[Description of the task]
Some lines in the listing below may include the string "السالب". How many are there? Give only the number.

begin Records to use

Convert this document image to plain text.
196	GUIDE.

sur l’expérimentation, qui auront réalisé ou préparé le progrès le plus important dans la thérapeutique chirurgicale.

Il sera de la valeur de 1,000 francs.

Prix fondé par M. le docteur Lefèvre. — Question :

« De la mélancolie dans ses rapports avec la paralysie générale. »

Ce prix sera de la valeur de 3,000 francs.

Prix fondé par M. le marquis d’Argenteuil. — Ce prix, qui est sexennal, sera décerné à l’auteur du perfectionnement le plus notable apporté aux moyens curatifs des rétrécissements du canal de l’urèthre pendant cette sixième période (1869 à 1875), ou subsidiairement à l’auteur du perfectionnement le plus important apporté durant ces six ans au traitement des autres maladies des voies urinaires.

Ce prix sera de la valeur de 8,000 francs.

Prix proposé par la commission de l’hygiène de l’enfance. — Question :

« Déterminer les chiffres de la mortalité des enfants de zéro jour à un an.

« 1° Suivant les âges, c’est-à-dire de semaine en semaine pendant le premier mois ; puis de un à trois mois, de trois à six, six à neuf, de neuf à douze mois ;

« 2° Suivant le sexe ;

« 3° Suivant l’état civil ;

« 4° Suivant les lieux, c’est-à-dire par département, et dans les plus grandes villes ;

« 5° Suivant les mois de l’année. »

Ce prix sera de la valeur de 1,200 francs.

end Records to use
begin Records to use

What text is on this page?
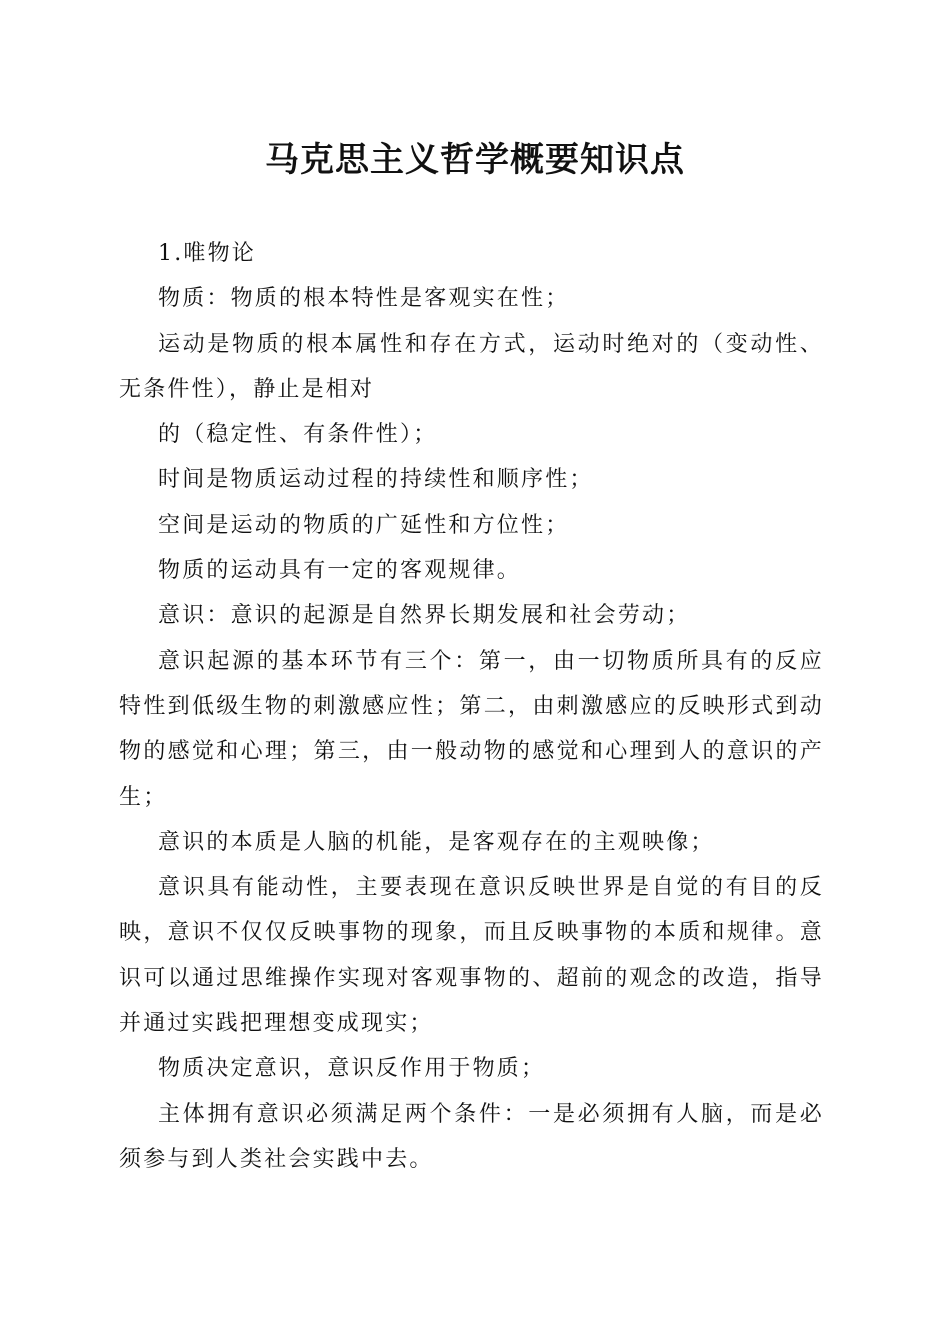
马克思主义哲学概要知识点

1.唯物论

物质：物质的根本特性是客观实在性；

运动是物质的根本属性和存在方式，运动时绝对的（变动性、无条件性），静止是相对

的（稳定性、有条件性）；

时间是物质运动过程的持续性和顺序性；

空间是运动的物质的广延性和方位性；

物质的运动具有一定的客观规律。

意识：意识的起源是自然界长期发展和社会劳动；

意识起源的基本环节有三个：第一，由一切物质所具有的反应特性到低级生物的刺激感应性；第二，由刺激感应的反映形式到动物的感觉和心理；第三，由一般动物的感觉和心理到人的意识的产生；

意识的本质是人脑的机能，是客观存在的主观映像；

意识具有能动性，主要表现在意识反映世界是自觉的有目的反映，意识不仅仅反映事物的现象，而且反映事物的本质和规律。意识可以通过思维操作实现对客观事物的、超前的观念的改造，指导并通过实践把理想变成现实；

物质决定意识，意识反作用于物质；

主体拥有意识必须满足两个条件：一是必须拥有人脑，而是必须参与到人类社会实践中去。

end Records to use
begin Records to use

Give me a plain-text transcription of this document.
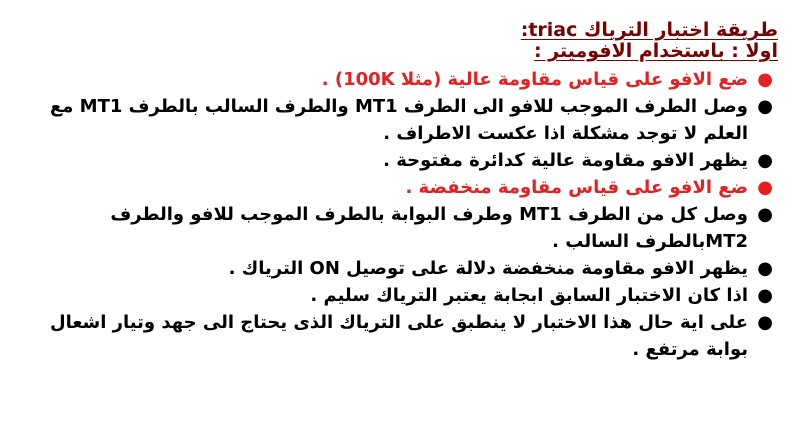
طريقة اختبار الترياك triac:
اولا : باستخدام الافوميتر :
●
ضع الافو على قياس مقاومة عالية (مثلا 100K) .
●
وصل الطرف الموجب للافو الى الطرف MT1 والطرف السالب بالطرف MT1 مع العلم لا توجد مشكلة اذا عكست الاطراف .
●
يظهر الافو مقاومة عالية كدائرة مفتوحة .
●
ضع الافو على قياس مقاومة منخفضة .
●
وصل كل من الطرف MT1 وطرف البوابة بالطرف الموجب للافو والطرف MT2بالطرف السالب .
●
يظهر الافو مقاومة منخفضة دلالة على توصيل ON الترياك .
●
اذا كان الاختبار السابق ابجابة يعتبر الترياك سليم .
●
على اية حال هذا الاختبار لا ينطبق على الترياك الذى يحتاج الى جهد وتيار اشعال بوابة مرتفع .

end Records to use

[Full solution]
2